*GIVEN INSTRUCTION*:
Isolate every line in the data with the string "Historical" and copy it.

*PROVIDED RECORDS*:
-------

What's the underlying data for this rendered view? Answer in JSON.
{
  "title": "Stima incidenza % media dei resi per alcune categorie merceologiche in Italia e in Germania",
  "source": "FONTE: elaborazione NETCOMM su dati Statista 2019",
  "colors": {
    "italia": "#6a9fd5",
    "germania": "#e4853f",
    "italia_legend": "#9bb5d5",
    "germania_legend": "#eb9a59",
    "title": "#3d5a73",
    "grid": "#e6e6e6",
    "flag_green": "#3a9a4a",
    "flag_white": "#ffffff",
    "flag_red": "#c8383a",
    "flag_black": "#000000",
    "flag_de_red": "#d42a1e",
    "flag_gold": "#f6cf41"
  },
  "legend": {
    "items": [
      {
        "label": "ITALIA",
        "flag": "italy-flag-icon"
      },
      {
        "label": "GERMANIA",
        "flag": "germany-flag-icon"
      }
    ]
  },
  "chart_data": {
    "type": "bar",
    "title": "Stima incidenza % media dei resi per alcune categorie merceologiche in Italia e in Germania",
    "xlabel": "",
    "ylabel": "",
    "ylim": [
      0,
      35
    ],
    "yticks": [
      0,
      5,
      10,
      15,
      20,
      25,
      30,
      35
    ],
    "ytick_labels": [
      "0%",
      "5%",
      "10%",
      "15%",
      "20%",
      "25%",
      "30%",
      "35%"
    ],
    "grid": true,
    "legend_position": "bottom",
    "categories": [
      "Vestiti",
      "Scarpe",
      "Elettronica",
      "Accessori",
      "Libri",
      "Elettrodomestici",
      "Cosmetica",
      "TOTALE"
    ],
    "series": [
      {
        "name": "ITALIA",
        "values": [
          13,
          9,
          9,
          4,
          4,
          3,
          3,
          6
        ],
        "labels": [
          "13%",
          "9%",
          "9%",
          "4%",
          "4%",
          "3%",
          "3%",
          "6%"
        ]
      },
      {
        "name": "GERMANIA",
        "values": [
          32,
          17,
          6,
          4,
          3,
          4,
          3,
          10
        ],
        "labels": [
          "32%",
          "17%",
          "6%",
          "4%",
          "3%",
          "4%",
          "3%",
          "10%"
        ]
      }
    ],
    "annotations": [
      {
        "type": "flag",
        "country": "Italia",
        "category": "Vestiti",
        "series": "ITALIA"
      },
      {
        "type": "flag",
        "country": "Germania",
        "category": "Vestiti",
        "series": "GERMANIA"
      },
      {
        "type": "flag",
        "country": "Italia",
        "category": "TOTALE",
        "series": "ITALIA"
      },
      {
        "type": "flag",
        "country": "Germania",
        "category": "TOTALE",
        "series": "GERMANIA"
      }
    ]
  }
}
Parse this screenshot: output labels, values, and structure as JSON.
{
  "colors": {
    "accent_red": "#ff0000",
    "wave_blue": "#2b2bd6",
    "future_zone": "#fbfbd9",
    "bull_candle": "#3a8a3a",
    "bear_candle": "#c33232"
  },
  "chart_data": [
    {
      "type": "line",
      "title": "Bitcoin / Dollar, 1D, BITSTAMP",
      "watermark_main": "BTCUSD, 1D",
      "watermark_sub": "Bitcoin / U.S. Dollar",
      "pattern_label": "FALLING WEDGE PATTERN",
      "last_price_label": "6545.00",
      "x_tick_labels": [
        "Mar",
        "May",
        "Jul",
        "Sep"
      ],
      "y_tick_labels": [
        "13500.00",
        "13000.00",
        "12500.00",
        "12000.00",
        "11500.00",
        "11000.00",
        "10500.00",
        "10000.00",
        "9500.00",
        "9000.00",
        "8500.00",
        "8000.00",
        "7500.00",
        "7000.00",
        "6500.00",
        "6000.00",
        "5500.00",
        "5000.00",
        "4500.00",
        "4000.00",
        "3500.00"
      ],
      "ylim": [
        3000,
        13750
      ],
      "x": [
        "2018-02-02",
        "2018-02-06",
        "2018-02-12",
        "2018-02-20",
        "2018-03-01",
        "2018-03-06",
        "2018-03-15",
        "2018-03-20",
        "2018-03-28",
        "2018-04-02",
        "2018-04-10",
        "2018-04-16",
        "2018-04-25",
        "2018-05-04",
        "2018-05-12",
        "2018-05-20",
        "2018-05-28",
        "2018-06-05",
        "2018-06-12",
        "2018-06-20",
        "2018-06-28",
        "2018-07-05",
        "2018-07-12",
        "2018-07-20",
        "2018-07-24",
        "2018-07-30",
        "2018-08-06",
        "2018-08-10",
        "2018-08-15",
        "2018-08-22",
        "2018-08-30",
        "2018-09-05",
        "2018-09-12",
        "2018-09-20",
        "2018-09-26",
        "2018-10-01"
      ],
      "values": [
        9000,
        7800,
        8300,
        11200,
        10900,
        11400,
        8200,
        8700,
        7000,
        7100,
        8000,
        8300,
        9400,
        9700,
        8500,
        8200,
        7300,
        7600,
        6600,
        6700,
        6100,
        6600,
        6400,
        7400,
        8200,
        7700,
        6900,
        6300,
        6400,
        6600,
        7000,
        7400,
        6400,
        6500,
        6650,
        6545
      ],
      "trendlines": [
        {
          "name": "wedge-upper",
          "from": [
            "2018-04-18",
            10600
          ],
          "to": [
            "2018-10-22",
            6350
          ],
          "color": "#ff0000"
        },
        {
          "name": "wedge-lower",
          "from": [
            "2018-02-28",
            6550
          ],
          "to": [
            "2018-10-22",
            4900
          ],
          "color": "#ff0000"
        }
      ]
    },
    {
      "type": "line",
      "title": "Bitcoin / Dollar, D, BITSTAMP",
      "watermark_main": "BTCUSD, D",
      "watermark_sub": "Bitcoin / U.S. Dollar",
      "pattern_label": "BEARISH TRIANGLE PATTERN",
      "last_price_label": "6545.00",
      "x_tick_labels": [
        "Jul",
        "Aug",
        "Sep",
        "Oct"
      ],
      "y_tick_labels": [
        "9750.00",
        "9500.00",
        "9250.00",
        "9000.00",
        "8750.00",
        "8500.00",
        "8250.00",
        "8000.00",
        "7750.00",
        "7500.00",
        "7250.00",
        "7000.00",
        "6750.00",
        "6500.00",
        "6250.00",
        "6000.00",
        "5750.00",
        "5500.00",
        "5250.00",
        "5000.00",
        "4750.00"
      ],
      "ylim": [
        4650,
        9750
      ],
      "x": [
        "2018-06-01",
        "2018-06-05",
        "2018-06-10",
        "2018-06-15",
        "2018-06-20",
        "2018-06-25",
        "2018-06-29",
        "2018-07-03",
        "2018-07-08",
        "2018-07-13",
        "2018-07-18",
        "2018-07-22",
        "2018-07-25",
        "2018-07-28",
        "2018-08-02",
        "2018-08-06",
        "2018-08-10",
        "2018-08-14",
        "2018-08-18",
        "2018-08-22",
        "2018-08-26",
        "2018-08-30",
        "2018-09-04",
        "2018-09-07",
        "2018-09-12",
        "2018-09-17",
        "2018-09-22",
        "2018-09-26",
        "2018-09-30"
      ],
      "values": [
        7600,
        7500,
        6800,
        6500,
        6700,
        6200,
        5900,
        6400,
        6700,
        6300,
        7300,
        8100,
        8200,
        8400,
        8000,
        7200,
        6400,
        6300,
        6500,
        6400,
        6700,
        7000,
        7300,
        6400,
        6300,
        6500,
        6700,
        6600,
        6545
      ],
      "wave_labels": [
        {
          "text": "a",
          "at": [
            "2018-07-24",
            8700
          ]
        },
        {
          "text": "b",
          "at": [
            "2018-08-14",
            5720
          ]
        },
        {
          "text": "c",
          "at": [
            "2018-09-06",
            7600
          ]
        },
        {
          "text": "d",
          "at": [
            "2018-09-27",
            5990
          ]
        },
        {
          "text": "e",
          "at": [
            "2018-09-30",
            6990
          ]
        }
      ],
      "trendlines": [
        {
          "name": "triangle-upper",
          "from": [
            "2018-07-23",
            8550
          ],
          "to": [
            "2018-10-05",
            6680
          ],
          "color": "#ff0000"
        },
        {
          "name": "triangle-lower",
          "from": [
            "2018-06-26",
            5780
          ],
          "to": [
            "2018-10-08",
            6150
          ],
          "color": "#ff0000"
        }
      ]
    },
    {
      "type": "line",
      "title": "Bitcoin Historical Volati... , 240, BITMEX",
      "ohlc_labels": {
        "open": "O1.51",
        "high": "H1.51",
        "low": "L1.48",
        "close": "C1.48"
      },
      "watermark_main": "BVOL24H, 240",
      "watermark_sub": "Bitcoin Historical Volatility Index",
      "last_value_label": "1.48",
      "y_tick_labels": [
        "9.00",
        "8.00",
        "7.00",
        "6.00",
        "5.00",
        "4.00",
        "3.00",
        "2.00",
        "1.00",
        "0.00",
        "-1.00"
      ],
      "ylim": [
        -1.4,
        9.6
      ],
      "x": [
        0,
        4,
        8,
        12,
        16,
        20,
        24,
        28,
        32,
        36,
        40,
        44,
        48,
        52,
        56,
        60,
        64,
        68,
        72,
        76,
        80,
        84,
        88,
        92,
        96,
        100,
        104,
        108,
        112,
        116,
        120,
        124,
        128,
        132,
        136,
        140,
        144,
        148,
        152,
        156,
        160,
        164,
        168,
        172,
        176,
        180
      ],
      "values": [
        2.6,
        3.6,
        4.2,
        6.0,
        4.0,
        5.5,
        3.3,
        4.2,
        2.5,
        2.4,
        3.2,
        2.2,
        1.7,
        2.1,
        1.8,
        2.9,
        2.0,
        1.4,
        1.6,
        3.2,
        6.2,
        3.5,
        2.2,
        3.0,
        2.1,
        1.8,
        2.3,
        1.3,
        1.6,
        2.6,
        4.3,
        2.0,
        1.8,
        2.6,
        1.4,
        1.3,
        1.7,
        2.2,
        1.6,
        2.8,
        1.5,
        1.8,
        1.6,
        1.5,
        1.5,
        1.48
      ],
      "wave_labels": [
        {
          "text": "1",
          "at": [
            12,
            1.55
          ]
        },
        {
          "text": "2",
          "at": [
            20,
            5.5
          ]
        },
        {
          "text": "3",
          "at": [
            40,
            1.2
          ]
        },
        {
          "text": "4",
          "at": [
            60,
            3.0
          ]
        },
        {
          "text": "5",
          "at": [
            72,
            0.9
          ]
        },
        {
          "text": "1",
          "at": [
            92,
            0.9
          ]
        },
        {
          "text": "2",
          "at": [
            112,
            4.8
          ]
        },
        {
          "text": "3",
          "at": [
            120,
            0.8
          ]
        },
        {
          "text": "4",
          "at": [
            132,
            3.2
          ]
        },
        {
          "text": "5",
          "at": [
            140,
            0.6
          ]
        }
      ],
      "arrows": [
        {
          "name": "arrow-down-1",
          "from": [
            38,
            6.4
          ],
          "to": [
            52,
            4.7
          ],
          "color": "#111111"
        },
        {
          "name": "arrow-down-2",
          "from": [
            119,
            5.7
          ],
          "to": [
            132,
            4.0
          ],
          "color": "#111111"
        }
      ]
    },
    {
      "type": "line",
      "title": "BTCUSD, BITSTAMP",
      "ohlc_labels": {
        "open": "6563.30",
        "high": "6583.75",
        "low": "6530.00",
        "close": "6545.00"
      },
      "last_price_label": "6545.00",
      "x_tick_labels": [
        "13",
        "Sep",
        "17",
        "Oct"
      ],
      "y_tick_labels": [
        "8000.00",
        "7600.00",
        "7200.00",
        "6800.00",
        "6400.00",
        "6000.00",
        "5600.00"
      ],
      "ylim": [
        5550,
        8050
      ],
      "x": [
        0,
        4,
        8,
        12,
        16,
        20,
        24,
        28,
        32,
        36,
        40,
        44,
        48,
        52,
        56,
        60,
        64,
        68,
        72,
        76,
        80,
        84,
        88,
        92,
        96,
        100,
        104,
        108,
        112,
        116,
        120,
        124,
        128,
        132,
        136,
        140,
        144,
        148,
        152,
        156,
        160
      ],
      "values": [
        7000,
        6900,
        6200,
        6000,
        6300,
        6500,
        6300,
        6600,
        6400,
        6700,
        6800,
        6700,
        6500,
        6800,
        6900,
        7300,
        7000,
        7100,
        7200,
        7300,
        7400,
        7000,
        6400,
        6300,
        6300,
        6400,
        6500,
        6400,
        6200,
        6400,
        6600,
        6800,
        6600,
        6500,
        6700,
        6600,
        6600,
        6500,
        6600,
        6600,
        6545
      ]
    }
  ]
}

-------

*ANSWER TO THE TASK*:
      "title": "Bitcoin Historical Volati... , 240, BITMEX",
      "watermark_sub": "Bitcoin Historical Volatility Index",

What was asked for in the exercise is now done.